10 Regular Expression Matching

Implement regular expression matching with support for'.'and'*'.

'.' Matches any single character.
'*' Matches zero or more of the preceding element.

The matching should cover the 
entire
 input string (not partial).

The function prototype should be:
bool isMatch(const char *s, const char *p)

Some examples:
isMatch("aa","a") → false
isMatch("aa","aa") → true
isMatch("aaa","aa") → false
isMatch("aa", "a*") → true
isMatch("aa", ".*") → true
isMatch("ab", ".*") → true
isMatch("aab", "c*a*b") → true

分析及代码

可以用recursive和dp做,先说dp吧

  • 定义: f(i,j)表示s[0,i)与p[0,j)能够匹配,因为有初始化,所以坐标i对应的是字符串里的i-1
  • 转移方程:
if p[j - 1] != '*'
    f(i, j) = f(i - 1, j - 1) && s[i - 1] == p[j - 1]
else // p[j - 1] == '*'
    // '*' matches zero character
    f(i - 1, j - 2)
    or
    // '*' matches one or more characters
    f(i - 1, j) && s[i - 1] == p[j - 2]
理解辅助:
比如 

s = "ccb"
p = "cca*b"
现在两个string当前位都指向'b'这个位置
那么,p[j - 1] == '*',并且此时*匹配了0个字符
所以我们期待s: “cc”和p: "cc"能够匹配,也就是s[i -1]和p[j - 2]匹配

s = "ccaab"
p = "cca*b"
现在两个string当前位都指向'b'这个位置
那么,p[j - 1] == '*',并且此时*匹配了1+个字符
所以我们期待s: “cca”和p: "cca*"能够匹配,也就是s[i -1]和p[j - 2]匹配,
并且s[i-1]和p[j - 2]字符是匹配的,即s里倒数第二个‘a',要和p里的a*里的'a'匹配

要注意的就是比较字符是否匹配,不仅可以是字符本身相等,也可以是p的该位为'.'
  • 初始化:
boolean[sLength + 1][pLength + 1]

p == 0,但是s != 0, 都为false
因为s必须要匹配上pattern里的某一部分

s == 0, 如果p这位是*,并且f(0, j - 2)匹配上了,那可以为true
因为比如pattern: a*b*c*...虽然很长,但是都可以匹配空串

解释清楚了,就上代码吧

public boolean isMatch(String s, String p) {
    if(s == null || p == null) {
        return false;
    }
    int sl = s.length();
    int pl = p.length();
    boolean[][] record = new boolean[sl + 1][pl + 1];
    record[0][0] = true;
    for(int i = 1; i <= sl; i++) {
        record[i][0] = false;
    }
    for(int i = 1; i <= pl; i++) {
        record[0][i] = i > 1 && p.charAt(i - 1) == '*' && record[0][i - 2];
    }
    for(int i = 1; i <= sl; i++) {
        for(int j = 1; j <= pl; j++) {
            if(p.charAt(j - 1) != '*') {
                record[i][j] = record[i - 1][j - 1] && (s.charAt(i - 1) == p.charAt(j - 1) || p.charAt(j - 1) == '.');
            } else {
                record[i][j] = record[i][j - 2] || record[i - 1][j] && (s.charAt(i - 1) == p.charAt(j - 2) || p.charAt(j - 2) == '.');
            }
        }
    }
    return record[sl][pl];
}

因为是动规填格子,所以复杂度是O(nm)

◇ ◇ ◇

### 任务 1
在下方的数据行中，从含有"colorbar-bin <box>833 616 918 642</box>"的那一行起，到含有"lavender-region-south <box>469 575"的那一行止，逐字复制这些行，首尾两行都包括在内。

◇ ◇ ◇

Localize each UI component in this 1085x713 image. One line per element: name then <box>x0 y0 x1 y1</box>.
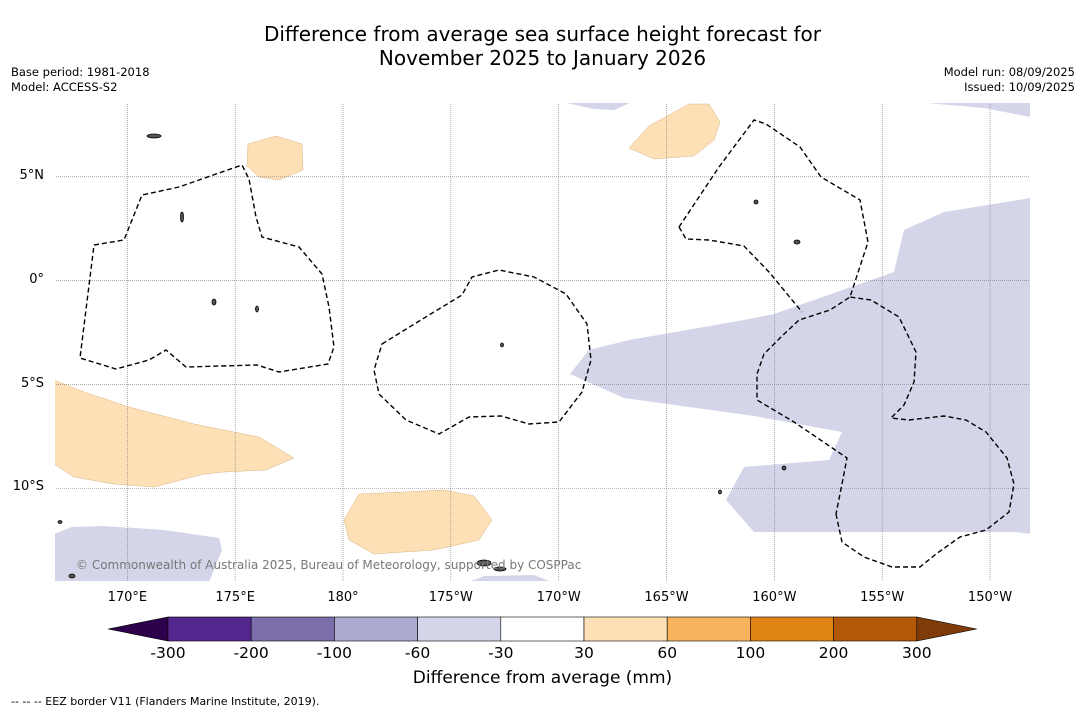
colorbar-bin <box>833 616 918 642</box>
colorbar-bin <box>167 616 252 642</box>
longitude-tick-label: 155°W <box>860 590 905 605</box>
colorbar-under-arrow <box>107 616 169 642</box>
longitude-tick-label: 175°E <box>215 590 255 605</box>
eez-border-west <box>79 164 335 373</box>
longitude-tick-label: 175°W <box>428 590 473 605</box>
lavender-region-south <box>469 575 552 582</box>
latitude-tick-label: 5°N <box>19 167 45 183</box>
peach-region-northeast <box>628 103 721 160</box>
peach-region-south <box>343 489 493 555</box>
island <box>476 559 492 567</box>
peach-region-north <box>246 135 304 181</box>
colorbar-tick-label: -60 <box>405 644 430 662</box>
colorbar-tick-label: -30 <box>488 644 513 662</box>
title-line-1: Difference from average sea surface heig… <box>263 22 822 46</box>
metadata-left: Base period: 1981-2018 Model: ACCESS-S2 <box>11 65 150 95</box>
base-period: Base period: 1981-2018 <box>11 65 150 79</box>
lavender-region-east <box>570 198 1031 534</box>
lavender-region-southwest <box>54 526 222 582</box>
eez-border-northeast <box>678 119 869 515</box>
colorbar-tick-label: 200 <box>819 644 849 662</box>
colorbar-labels: -300 -200 -100 -60 -30 30 60 100 200 300 <box>150 644 931 662</box>
eez-border-phoenix-link <box>678 226 803 313</box>
model-run: Model run: 08/09/2025 <box>943 65 1075 79</box>
island <box>753 199 759 205</box>
island <box>68 573 76 579</box>
colorbar-tick-label: 30 <box>574 644 594 662</box>
longitude-tick-label: 160°W <box>752 590 797 605</box>
colorbar-over-arrow <box>916 616 977 642</box>
colorbar-bin <box>334 616 418 642</box>
island <box>211 298 217 306</box>
island <box>793 239 801 245</box>
island <box>57 520 63 524</box>
colorbar-tick-label: -100 <box>317 644 352 662</box>
colorbar-tick-label: 300 <box>902 644 932 662</box>
island <box>146 133 162 139</box>
island <box>180 211 184 223</box>
islands <box>57 133 801 579</box>
map-panel <box>54 102 1031 582</box>
peach-region-west <box>54 379 295 488</box>
colorbar-title: Difference from average (mm) <box>412 668 673 688</box>
eez-border-southeast <box>835 296 1015 568</box>
colorbar-bins <box>107 616 977 642</box>
longitude-tick-label: 180° <box>327 590 359 605</box>
colorbar-bin <box>250 616 335 642</box>
eez-legend-note: -- -- -- EEZ border V11 (Flanders Marine… <box>11 695 320 708</box>
lavender-region-northeast <box>916 102 1031 117</box>
longitude-tick-label: 165°W <box>644 590 689 605</box>
title-line-2: November 2025 to January 2026 <box>378 46 707 70</box>
colorbar-bin <box>583 616 668 642</box>
map-frame <box>54 102 1031 582</box>
eez-borders <box>79 119 1015 568</box>
model-name: Model: ACCESS-S2 <box>11 80 118 94</box>
colorbar-tick-label: 60 <box>657 644 677 662</box>
latitude-tick-label: 10°S <box>12 479 44 495</box>
colorbar-bin <box>417 616 502 642</box>
copyright-notice: © Commonwealth of Australia 2025, Bureau… <box>76 558 582 572</box>
island <box>500 342 504 348</box>
gridlines <box>54 102 1031 582</box>
lavender-region-north <box>562 102 632 110</box>
island <box>493 566 507 572</box>
island <box>781 465 787 471</box>
colorbar: -300 -200 -100 -60 -30 30 60 100 200 300 <box>107 616 977 662</box>
latitude-tick-label: 0° <box>29 271 44 287</box>
colorbar-tick-label: -200 <box>234 644 269 662</box>
colorbar-bin <box>750 616 834 642</box>
longitude-tick-label: 170°E <box>107 590 148 605</box>
island <box>718 489 722 495</box>
eez-border-central <box>373 269 592 435</box>
latitude-tick-label: 5°S <box>20 375 44 391</box>
map-title: Difference from average sea surface heig… <box>0 22 1085 70</box>
colorbar-bin <box>500 616 585 642</box>
anomaly-fills <box>54 102 1031 582</box>
colorbar-tick-label: 100 <box>736 644 766 662</box>
issued-date: Issued: 10/09/2025 <box>964 80 1075 94</box>
island <box>255 305 259 313</box>
colorbar-tick-label: -300 <box>150 644 185 662</box>
longitude-tick-label: 150°W <box>967 590 1013 605</box>
colorbar-bin <box>666 616 751 642</box>
metadata-right: Model run: 08/09/2025 Issued: 10/09/2025 <box>944 65 1075 95</box>
longitude-tick-label: 170°W <box>536 590 581 605</box>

◇ ◇ ◇

### 任务 2
列出上方原文示例中所有返回结果为 true 的 isMatch 调用。

### 预期输出 1
colorbar-bin <box>833 616 918 642</box>
colorbar-bin <box>167 616 252 642</box>
longitude-tick-label: 155°W <box>860 590 905 605</box>
colorbar-under-arrow <box>107 616 169 642</box>
longitude-tick-label: 175°E <box>215 590 255 605</box>
eez-border-west <box>79 164 335 373</box>
longitude-tick-label: 175°W <box>428 590 473 605</box>
lavender-region-south <box>469 575 552 582</box>

### 预期输出 2
isMatch("aa","aa")
isMatch("aa", "a*")
isMatch("aa", ".*")
isMatch("ab", ".*")
isMatch("aab", "c*a*b")